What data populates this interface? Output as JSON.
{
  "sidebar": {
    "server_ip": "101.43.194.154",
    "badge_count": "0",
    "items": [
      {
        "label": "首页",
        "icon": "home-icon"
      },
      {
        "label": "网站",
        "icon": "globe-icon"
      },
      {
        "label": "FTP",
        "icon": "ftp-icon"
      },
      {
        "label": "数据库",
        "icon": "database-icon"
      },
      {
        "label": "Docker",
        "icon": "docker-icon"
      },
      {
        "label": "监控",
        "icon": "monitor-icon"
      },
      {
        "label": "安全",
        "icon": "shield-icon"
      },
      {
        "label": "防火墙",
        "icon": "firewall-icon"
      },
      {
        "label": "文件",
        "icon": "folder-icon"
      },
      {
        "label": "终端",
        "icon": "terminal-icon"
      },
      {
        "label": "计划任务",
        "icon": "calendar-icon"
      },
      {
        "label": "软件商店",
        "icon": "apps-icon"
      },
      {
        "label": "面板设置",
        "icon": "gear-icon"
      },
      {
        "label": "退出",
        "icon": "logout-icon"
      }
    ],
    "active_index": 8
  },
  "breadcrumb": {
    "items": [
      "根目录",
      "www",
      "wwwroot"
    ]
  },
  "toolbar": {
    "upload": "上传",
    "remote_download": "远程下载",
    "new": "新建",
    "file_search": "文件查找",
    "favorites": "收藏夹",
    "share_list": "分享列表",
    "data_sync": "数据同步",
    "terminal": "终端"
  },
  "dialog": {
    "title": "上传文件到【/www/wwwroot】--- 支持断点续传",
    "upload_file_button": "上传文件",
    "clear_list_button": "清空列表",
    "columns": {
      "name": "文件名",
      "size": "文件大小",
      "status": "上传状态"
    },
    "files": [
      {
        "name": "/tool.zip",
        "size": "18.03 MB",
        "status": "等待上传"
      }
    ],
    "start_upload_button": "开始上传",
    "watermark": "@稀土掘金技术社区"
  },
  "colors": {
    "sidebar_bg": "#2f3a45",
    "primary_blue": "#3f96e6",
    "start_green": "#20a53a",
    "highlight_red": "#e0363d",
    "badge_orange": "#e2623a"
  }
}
* * *
Work to do ▸ Write every entry out again exactly.

Right answer ▸
What data populates this interface? Output as JSON.
{
  "sidebar": {
    "server_ip": "101.43.194.154",
    "badge_count": "0",
    "items": [
      {
        "label": "首页",
        "icon": "home-icon"
      },
      {
        "label": "网站",
        "icon": "globe-icon"
      },
      {
        "label": "FTP",
        "icon": "ftp-icon"
      },
      {
        "label": "数据库",
        "icon": "database-icon"
      },
      {
        "label": "Docker",
        "icon": "docker-icon"
      },
      {
        "label": "监控",
        "icon": "monitor-icon"
      },
      {
        "label": "安全",
        "icon": "shield-icon"
      },
      {
        "label": "防火墙",
        "icon": "firewall-icon"
      },
      {
        "label": "文件",
        "icon": "folder-icon"
      },
      {
        "label": "终端",
        "icon": "terminal-icon"
      },
      {
        "label": "计划任务",
        "icon": "calendar-icon"
      },
      {
        "label": "软件商店",
        "icon": "apps-icon"
      },
      {
        "label": "面板设置",
        "icon": "gear-icon"
      },
      {
        "label": "退出",
        "icon": "logout-icon"
      }
    ],
    "active_index": 8
  },
  "breadcrumb": {
    "items": [
      "根目录",
      "www",
      "wwwroot"
    ]
  },
  "toolbar": {
    "upload": "上传",
    "remote_download": "远程下载",
    "new": "新建",
    "file_search": "文件查找",
    "favorites": "收藏夹",
    "share_list": "分享列表",
    "data_sync": "数据同步",
    "terminal": "终端"
  },
  "dialog": {
    "title": "上传文件到【/www/wwwroot】--- 支持断点续传",
    "upload_file_button": "上传文件",
    "clear_list_button": "清空列表",
    "columns": {
      "name": "文件名",
      "size": "文件大小",
      "status": "上传状态"
    },
    "files": [
      {
        "name": "/tool.zip",
        "size": "18.03 MB",
        "status": "等待上传"
      }
    ],
    "start_upload_button": "开始上传",
    "watermark": "@稀土掘金技术社区"
  },
  "colors": {
    "sidebar_bg": "#2f3a45",
    "primary_blue": "#3f96e6",
    "start_green": "#20a53a",
    "highlight_red": "#e0363d",
    "badge_orange": "#e2623a"
  }
}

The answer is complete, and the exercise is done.